__Written instruction__.
Output the entries verbatim, including every line.

__Records to use__.
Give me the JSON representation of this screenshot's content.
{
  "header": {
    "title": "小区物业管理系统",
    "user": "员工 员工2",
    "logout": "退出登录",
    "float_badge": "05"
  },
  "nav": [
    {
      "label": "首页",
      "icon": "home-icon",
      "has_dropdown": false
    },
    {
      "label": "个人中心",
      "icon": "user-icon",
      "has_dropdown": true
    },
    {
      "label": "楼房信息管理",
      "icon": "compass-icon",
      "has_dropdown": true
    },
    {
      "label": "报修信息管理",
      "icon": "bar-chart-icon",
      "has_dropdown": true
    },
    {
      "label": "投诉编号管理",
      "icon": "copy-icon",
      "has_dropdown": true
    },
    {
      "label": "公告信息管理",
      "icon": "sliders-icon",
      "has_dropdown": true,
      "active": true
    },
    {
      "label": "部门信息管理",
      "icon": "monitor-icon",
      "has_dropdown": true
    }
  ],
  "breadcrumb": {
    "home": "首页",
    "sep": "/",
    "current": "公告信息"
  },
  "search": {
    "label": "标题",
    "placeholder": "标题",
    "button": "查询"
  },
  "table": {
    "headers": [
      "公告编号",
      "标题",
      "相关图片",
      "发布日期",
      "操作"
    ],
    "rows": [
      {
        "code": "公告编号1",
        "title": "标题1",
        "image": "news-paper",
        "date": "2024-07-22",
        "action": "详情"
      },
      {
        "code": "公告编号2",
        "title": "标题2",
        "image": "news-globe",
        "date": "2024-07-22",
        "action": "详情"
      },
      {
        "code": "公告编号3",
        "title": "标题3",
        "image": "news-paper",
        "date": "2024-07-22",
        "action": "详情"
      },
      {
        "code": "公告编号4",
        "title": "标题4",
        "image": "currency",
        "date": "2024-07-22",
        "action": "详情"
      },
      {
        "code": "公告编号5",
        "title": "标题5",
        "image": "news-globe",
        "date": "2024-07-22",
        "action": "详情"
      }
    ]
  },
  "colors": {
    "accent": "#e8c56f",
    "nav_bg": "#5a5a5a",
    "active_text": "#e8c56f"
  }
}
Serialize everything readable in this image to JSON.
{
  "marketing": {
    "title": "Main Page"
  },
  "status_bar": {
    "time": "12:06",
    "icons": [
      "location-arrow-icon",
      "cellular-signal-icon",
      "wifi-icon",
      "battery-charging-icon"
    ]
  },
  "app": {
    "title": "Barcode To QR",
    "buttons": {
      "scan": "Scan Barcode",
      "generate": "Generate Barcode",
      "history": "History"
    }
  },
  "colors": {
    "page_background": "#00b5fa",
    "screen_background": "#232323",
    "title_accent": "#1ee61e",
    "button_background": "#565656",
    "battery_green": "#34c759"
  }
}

__Reply__.
Give me the JSON representation of this screenshot's content.
{
  "header": {
    "title": "小区物业管理系统",
    "user": "员工 员工2",
    "logout": "退出登录",
    "float_badge": "05"
  },
  "nav": [
    {
      "label": "首页",
      "icon": "home-icon",
      "has_dropdown": false
    },
    {
      "label": "个人中心",
      "icon": "user-icon",
      "has_dropdown": true
    },
    {
      "label": "楼房信息管理",
      "icon": "compass-icon",
      "has_dropdown": true
    },
    {
      "label": "报修信息管理",
      "icon": "bar-chart-icon",
      "has_dropdown": true
    },
    {
      "label": "投诉编号管理",
      "icon": "copy-icon",
      "has_dropdown": true
    },
    {
      "label": "公告信息管理",
      "icon": "sliders-icon",
      "has_dropdown": true,
      "active": true
    },
    {
      "label": "部门信息管理",
      "icon": "monitor-icon",
      "has_dropdown": true
    }
  ],
  "breadcrumb": {
    "home": "首页",
    "sep": "/",
    "current": "公告信息"
  },
  "search": {
    "label": "标题",
    "placeholder": "标题",
    "button": "查询"
  },
  "table": {
    "headers": [
      "公告编号",
      "标题",
      "相关图片",
      "发布日期",
      "操作"
    ],
    "rows": [
      {
        "code": "公告编号1",
        "title": "标题1",
        "image": "news-paper",
        "date": "2024-07-22",
        "action": "详情"
      },
      {
        "code": "公告编号2",
        "title": "标题2",
        "image": "news-globe",
        "date": "2024-07-22",
        "action": "详情"
      },
      {
        "code": "公告编号3",
        "title": "标题3",
        "image": "news-paper",
        "date": "2024-07-22",
        "action": "详情"
      },
      {
        "code": "公告编号4",
        "title": "标题4",
        "image": "currency",
        "date": "2024-07-22",
        "action": "详情"
      },
      {
        "code": "公告编号5",
        "title": "标题5",
        "image": "news-globe",
        "date": "2024-07-22",
        "action": "详情"
      }
    ]
  },
  "colors": {
    "accent": "#e8c56f",
    "nav_bg": "#5a5a5a",
    "active_text": "#e8c56f"
  }
}
Serialize everything readable in this image to JSON.
{
  "marketing": {
    "title": "Main Page"
  },
  "status_bar": {
    "time": "12:06",
    "icons": [
      "location-arrow-icon",
      "cellular-signal-icon",
      "wifi-icon",
      "battery-charging-icon"
    ]
  },
  "app": {
    "title": "Barcode To QR",
    "buttons": {
      "scan": "Scan Barcode",
      "generate": "Generate Barcode",
      "history": "History"
    }
  },
  "colors": {
    "page_background": "#00b5fa",
    "screen_background": "#232323",
    "title_accent": "#1ee61e",
    "button_background": "#565656",
    "battery_green": "#34c759"
  }
}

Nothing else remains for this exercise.